● **Selected passage**
□ □ □ □ □

7 Ways to Crush the Dreams of New Hires
Employee Turnover: 7 ways to crush the dreams of new hires and send them screaming for the nearest exit
It’s time to talk about your other retention rate – you know – your employee retention rate. You know, those people who are merely responsible for fulfilling customer orders, providing customer service and representing your brand to clients, vendors, investors and other stakeholders on a daily basis.
You might find it interesting to know that more than half of those who leave their jobs do so within the first 12 months, which seems to indicate that employee dissatisfaction sets in early when the job fit or organizational culture isn’t right. In fact, 4% of new employees left a job after the first day when it went especially bad. Furthermore, while most new employee probationary periods last 90 days, new hires don’t wait that long. They decide whether they like a company and its culture within the first month. (Stats via globoforce.com)
A high employee turnover rate can negatively affect your organization from top to bottom. Decreased productivity leads to decreased profitability. A constant need to recruit, hire and on-board leading to increased expenses. Employee culture, morale, and customer satisfaction also finding themselves among the casualties resulting from low employee retention.
But some companies seem to want new hires to run screaming for the nearest exit, as evidenced by the way they behave after getting a new hire to accept an offer of employment, quit their last employer and bravely take on a new role and new responsibilities in a new company. What’s more, they do it in style, as they build up the new hire’s expectations only to crush their dreams –and their spirits – when the real organizational culture shows it’s true nature.
Sound dire? Maybe. But it’s still taking an honest look at your organization and your on-boarding process to make sure that new hires are going to be just as excited about working for you after their first 90 days on the job as they were when they first signed on. Here are seven mistakes to avoid with new hires.
7 Mistakes to Avoid with New Hires
Any one of these seven new hire mistakes could send new top talent screaming for the nearest exit.

□ □ □ □ □

● **Data**
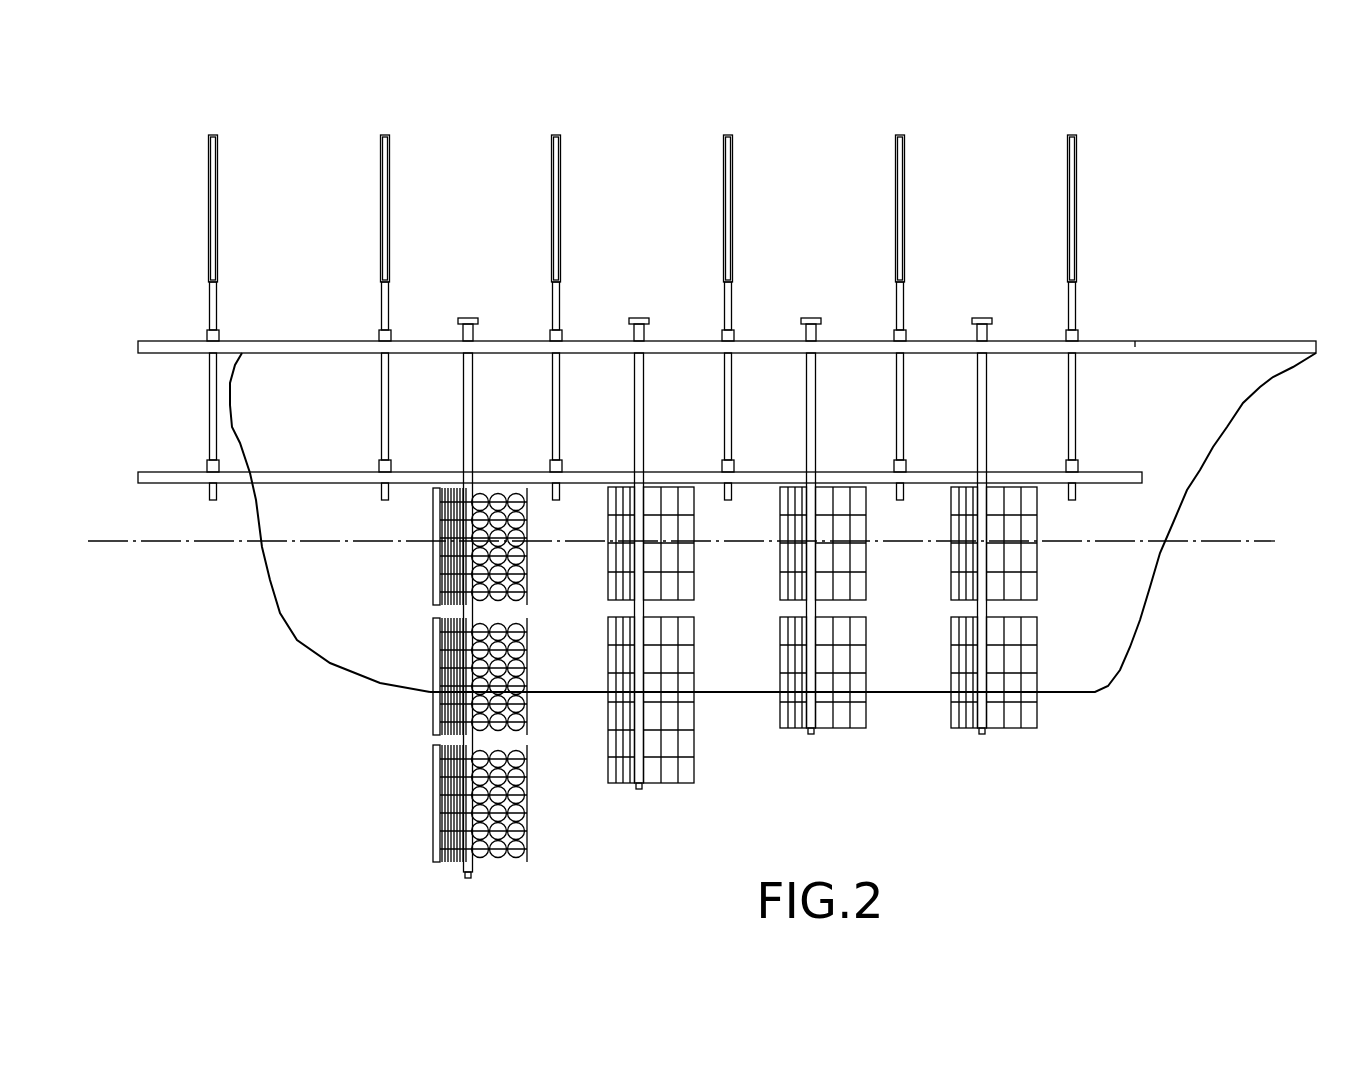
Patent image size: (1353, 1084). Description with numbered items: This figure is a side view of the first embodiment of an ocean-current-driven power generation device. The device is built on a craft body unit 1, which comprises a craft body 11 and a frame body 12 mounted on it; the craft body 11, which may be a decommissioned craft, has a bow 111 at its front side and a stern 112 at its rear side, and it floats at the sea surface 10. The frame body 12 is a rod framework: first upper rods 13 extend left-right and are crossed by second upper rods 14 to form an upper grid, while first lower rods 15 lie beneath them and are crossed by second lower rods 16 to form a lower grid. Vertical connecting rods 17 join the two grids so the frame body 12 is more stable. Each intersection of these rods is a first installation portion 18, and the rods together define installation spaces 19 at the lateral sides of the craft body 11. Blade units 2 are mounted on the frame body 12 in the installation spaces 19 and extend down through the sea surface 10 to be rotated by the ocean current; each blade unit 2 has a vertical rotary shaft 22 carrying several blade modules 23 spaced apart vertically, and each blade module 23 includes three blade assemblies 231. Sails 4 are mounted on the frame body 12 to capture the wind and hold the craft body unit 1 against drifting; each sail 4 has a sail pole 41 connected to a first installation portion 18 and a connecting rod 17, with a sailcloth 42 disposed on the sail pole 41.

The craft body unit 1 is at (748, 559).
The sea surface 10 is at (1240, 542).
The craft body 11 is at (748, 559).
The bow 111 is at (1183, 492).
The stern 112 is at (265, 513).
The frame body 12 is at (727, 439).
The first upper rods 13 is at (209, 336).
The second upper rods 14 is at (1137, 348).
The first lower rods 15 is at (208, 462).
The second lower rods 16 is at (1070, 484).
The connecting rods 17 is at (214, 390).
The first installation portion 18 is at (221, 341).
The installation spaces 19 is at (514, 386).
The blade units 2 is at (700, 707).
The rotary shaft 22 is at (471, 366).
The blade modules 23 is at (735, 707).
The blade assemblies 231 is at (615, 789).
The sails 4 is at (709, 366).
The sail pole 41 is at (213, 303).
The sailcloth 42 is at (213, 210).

□ □ □ □ □

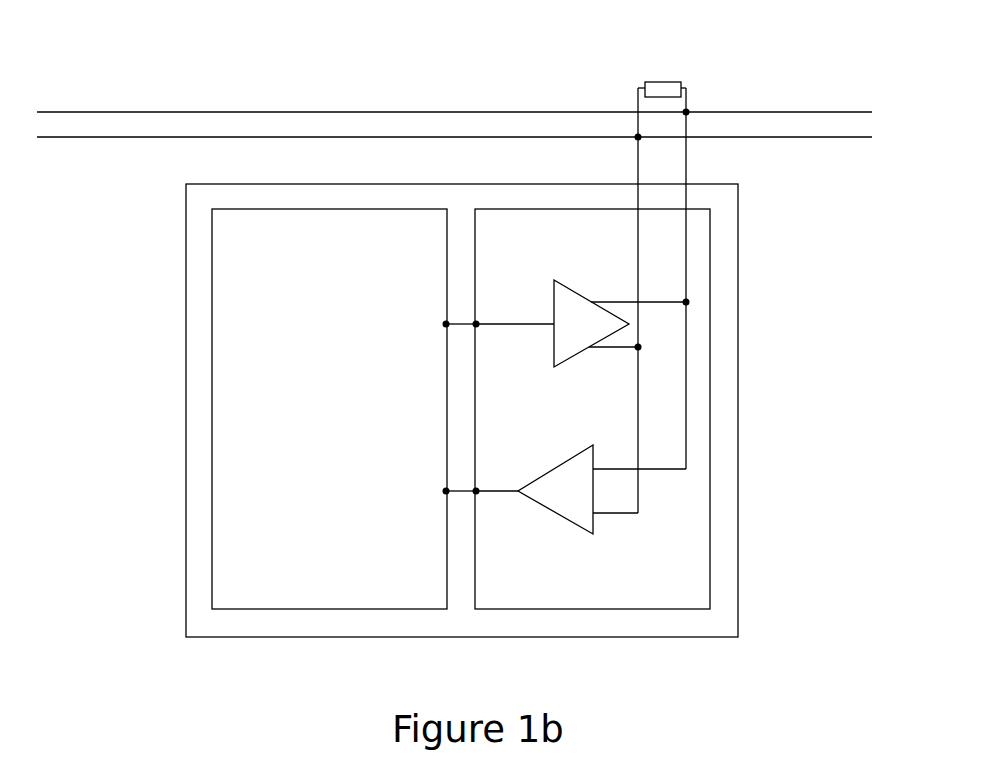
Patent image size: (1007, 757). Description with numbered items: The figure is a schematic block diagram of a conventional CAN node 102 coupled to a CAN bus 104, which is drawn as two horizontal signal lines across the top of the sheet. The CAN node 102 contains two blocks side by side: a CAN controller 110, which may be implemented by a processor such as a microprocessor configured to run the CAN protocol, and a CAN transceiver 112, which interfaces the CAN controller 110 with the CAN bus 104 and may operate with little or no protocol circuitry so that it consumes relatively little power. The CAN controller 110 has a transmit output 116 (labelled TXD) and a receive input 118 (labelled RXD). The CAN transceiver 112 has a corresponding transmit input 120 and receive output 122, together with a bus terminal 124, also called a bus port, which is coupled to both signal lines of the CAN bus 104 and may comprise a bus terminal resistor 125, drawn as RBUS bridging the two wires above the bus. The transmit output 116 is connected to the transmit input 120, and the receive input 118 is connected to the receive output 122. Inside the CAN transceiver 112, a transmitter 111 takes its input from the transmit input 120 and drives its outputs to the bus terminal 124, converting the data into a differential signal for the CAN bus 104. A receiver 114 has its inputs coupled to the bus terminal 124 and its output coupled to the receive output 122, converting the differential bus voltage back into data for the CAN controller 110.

□ □ □ □ □

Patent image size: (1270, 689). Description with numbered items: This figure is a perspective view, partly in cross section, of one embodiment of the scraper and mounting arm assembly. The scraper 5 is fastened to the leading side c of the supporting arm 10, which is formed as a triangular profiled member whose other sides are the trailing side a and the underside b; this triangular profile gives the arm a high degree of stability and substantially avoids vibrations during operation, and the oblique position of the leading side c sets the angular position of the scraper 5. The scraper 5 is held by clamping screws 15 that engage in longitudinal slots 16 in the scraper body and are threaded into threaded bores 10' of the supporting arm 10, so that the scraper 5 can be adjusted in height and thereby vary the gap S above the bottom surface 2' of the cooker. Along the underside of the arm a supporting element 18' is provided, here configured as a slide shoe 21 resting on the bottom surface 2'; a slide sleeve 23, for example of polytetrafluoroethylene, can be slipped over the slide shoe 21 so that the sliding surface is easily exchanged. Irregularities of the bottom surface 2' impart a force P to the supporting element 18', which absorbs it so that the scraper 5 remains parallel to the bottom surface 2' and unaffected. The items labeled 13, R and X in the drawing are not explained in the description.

□ □ □ □ □

● **Problems and tasks**
**a.** Answer these questions about the article on new-hire turnover, one per line:
(i) What percentage of new employees left a job after the first day when it went especially bad?
(ii) What does decreased productivity lead to?
(iii) How many mistakes to avoid with new hires does the article present?
**b.** Copy out, word for word, everything in the article on new-hire turnover from "Sound dire? Maybe." down to "with new hires.".

● **Completed exercise**
**a.**
(i) 4%
(ii) Decreased profitability
(iii) Seven

**b.**
Sound dire? Maybe. But it’s still taking an honest look at your organization and your on-boarding process to make sure that new hires are going to be just as excited about working for you after their first 90 days on the job as they were when they first signed on. Here are seven mistakes to avoid with new hires.